◆ Exercise material ◆
┄┄┄┄┄┄┄┄┄┄
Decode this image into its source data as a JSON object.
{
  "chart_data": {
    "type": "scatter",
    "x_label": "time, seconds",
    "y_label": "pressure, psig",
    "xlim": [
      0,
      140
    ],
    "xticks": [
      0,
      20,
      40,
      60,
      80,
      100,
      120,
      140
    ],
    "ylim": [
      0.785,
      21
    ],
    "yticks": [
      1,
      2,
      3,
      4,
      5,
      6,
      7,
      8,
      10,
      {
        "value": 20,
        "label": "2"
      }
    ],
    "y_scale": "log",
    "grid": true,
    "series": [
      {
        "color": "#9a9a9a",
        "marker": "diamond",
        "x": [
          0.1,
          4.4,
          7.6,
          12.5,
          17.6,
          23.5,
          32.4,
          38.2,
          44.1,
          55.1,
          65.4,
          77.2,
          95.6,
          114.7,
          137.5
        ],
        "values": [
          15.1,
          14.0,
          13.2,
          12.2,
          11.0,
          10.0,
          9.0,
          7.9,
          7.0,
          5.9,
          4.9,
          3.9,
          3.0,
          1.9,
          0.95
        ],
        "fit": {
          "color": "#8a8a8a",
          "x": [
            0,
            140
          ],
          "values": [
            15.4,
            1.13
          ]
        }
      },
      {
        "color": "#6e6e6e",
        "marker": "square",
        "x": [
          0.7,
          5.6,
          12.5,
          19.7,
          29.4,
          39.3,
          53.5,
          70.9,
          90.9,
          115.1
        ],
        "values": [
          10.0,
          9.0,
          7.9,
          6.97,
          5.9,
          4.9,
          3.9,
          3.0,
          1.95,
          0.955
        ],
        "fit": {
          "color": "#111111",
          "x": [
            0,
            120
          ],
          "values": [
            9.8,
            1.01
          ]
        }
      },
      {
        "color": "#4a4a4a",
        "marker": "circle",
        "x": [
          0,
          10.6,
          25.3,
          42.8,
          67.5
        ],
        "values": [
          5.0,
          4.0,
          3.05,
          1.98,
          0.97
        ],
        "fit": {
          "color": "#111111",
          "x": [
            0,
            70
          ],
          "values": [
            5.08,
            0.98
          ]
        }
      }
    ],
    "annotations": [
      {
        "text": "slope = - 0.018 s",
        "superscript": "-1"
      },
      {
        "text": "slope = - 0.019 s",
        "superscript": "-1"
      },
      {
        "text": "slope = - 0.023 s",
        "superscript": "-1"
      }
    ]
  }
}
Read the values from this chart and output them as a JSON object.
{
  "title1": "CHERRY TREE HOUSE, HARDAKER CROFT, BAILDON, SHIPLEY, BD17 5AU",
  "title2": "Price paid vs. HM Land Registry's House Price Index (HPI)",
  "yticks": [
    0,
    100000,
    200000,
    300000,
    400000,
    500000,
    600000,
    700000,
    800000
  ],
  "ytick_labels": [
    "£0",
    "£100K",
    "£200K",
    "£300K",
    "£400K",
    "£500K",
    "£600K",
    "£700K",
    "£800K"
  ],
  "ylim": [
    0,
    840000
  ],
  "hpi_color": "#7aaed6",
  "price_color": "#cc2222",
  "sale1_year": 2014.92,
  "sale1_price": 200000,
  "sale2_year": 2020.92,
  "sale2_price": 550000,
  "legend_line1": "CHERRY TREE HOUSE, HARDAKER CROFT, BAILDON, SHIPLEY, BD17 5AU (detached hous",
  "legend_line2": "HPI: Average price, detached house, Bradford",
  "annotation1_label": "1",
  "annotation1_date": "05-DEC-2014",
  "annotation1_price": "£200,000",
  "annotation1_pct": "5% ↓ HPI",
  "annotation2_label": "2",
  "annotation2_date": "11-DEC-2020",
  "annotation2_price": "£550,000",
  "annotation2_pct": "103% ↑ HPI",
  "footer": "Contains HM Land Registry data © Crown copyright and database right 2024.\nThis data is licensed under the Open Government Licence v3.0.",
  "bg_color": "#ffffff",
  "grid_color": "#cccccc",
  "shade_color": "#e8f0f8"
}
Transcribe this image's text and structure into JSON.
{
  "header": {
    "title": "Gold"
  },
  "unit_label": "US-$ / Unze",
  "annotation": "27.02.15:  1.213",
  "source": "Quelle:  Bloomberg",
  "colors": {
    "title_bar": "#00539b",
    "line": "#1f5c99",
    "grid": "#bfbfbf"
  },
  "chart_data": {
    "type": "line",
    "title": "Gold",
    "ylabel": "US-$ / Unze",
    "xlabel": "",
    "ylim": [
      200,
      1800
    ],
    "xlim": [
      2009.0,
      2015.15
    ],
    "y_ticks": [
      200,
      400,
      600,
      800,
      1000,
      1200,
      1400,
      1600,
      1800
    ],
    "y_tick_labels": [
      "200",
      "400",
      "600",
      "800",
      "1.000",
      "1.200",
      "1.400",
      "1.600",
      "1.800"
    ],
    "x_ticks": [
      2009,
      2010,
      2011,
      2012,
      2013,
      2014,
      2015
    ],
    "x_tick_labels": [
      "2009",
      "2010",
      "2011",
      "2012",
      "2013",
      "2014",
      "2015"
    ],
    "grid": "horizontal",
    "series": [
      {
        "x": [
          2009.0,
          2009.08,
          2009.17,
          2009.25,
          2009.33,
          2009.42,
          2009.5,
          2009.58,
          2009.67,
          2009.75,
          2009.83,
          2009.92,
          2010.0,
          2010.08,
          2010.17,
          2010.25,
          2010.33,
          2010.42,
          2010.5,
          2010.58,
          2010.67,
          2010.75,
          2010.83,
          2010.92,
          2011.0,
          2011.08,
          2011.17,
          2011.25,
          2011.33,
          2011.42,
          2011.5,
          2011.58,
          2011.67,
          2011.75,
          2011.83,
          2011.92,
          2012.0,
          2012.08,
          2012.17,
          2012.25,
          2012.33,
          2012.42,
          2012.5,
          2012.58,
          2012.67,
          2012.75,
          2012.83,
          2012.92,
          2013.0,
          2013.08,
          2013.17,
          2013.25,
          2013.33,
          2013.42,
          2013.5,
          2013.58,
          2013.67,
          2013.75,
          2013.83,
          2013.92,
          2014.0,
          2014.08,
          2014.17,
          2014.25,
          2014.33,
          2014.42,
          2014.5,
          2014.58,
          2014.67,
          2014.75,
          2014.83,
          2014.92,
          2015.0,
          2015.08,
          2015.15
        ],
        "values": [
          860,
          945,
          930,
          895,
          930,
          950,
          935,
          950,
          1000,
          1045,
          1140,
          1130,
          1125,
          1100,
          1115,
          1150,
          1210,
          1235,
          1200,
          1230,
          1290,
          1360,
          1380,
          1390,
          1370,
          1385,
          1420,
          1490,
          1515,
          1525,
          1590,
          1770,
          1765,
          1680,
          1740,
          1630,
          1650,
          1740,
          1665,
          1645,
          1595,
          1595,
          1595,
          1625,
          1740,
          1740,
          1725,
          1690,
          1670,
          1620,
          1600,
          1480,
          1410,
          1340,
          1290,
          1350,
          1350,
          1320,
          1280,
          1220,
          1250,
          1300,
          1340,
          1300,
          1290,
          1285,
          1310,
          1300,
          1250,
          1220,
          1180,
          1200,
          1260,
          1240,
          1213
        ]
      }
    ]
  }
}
┄┄┄┄┄┄┄┄┄┄
In the entries above, some lines may contain the string "JSON"; report how many, without additional comment.

3